Aplique a leitura:
**1.** Responda, por favor, às perguntas abaixo sobre o texto a respeito da síndrome de Down:
(a) Quando a família tem mais condições, com que frequência há bebês e crianças fazendo terapia?
(b) Qual documento do Ministério da Saúde o texto cita?
(c) Como o texto define "déficit"?
**2.** Troque "angustiadas" por "aflitas" e reescreva o trecho do texto sobre síndrome de Down, tudo desde "Entretanto, tenho visto" até "se fazer diferente.".

Trecho do documento:

★ ★ ★ ★ ★

Sei que vou entrar em uma seara difícil de trafegar, mas, acho necessário pensarmos em algumas coisas.
Quando comecei a trabalhar com o acolhimento de mães e de famílias de bebês com síndrome de Down me confrontei com um discurso simplista que me incomoda que só: “um bebê com síndrome de Down é um bebê como outro qualquer, só vai demorar um pouquinho mais para aprender”. Era como se, no lugar do déficit cognitivo, se colocasse o atraso e, quanto mais se corresse atrás do relógio, mais perto se chegaria da “tal normalidade”.

Essa falácia – é isso mesmo, é só uma falácia que deveria ser repensada, até por questão de respeito – só faz criar mães sobrecarregadas, estressadas e frustradas porque, não importa o quanto façam, sentem-se sempre devendo e correndo atrás do tempo. Se o andar demora a chegar, querem mais sessões de fisioterapia, se a fala custa a começar, mais sessões de fono. Há bebês e crianças que, quando a família tem mais condições, fazem mais de uma terapia por dia, 5 dias por semana. São gastos de energia e de dinheiro que, na maior parte das vezes, não levam a nenhum novo lugar. E há terapeutas que fazem uso da ansiedade materna para tirar vantagem. E como!

Circulando por grupos de mães, tenho visto a agonia das mães de bebês que esperam ansiosamente pelos marcos de desenvolvimento que custam a chegar: o sentar, o andar e o falar são esperados e os dias são contados até que eles cheguem. A agonia do passar do tempo judia, a comparação entre as crianças traz desilusão e a frustração só faz aumentar, aumentar e aumentar.

Quando nos atentamos para o que diz o as Diretrizes de Atenção à pessoa com Síndrome de Down do Ministério da Saúde, percebemos que as pessoas com Síndrome de Down são mais suscetíveis a certas questões de saúde e precisamos ficar atentos a essas questões. Esses dados estatísticos não têm o objetivo de rotular as crianças e coloca-las no mundo do “eles são assim”, muito pelo contrário. Têm a função de informar e, acima de tudo, são uma forma de explicar os porquês de muitas doenças crônicas ou repetitivas, nos levando a buscar soluções para problemas que são comuns à maioria.

Entendo que, em questão de estatística, se colocarmos a cabeça no forno e os pés no freezer estaremos na temperatura média e ideal. O que
não nos dá licença para que fechemos os olhos e deixemos de ver as circunstâncias que nos rodeiam.
Entretanto, tenho visto mães se posicionarem assim: “costumo dizer que o que não acrescenta positivamente p minha filha eu deleto. E tem dado super certo!!”
Ou seja: o que não põe meu filho o mais perto na normalidade não me interessa. Não quero nem saber a causa das dificuldades que vêm embaixo do guarda-chuva da síndrome de Down afinal, é uma criança como outra qualquer e essa demora será compensada lá na frente, desde que eu respeite seu tempo.

Não estamos falando de demora, estamos falando de déficit. Déficit é falta. E, por mais que se tente, a falta não se resolve por si só.
Se não nos atentarmos a essa diferença e formos honestos com as novas famílias, sempre teremos mães angustiadas, frustradas e estressadas.
Está mais do que na hora de se fazer diferente.

★ ★ ★ ★ ★

Listagem de dados:

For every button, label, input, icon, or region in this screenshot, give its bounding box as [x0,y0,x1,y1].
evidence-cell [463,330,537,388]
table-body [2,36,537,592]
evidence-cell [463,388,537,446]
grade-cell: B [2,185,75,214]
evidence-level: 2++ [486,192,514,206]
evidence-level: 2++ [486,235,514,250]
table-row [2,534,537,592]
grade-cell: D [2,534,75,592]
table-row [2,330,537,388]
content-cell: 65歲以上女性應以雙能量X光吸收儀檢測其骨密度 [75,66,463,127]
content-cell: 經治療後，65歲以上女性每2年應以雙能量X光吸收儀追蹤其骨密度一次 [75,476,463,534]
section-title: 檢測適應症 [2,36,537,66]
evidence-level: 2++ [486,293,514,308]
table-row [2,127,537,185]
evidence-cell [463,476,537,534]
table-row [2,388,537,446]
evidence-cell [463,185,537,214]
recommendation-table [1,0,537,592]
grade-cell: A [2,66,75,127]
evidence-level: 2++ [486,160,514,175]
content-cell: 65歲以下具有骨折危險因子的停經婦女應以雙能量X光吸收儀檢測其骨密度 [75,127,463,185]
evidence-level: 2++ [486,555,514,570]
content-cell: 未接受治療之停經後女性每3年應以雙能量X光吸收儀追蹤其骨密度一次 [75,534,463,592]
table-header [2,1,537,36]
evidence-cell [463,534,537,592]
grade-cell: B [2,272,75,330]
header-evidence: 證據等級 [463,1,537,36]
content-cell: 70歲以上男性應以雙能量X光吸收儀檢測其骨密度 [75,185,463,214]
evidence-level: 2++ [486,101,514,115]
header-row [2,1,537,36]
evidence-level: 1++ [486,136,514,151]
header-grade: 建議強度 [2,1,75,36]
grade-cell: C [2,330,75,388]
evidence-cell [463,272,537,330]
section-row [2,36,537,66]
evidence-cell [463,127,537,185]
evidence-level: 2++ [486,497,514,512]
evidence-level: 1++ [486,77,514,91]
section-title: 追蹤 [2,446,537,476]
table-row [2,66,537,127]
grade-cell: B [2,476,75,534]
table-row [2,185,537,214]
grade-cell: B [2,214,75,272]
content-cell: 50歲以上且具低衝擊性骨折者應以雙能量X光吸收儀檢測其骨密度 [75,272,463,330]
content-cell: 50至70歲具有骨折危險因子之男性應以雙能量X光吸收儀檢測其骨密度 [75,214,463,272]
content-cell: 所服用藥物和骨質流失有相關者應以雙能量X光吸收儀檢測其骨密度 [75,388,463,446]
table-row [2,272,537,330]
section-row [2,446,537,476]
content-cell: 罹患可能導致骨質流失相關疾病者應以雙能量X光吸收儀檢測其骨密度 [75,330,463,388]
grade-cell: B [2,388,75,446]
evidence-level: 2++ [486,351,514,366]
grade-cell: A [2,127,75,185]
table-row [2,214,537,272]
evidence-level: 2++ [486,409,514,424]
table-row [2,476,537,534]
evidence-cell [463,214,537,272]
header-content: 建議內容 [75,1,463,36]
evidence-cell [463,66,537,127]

★ ★ ★ ★ ★

Respostas em ordem:
**1.**
(a) Mais de uma terapia por dia, 5 dias por semana.
(b) As Diretrizes de Atenção à pessoa com Síndrome de Down.
(c) Déficit é falta.

**2.**
Entretanto, tenho visto mães se posicionarem assim: “costumo dizer que o que não acrescenta positivamente p minha filha eu deleto. E tem dado super certo!!”
Ou seja: o que não põe meu filho o mais perto na normalidade não me interessa. Não quero nem saber a causa das dificuldades que vêm embaixo do guarda-chuva da síndrome de Down afinal, é uma criança como outra qualquer e essa demora será compensada lá na frente, desde que eu respeite seu tempo.

Não estamos falando de demora, estamos falando de déficit. Déficit é falta. E, por mais que se tente, a falta não se resolve por si só.
Se não nos atentarmos a essa diferença e formos honestos com as novas famílias, sempre teremos mães aflitas, frustradas e estressadas.
Está mais do que na hora de se fazer diferente.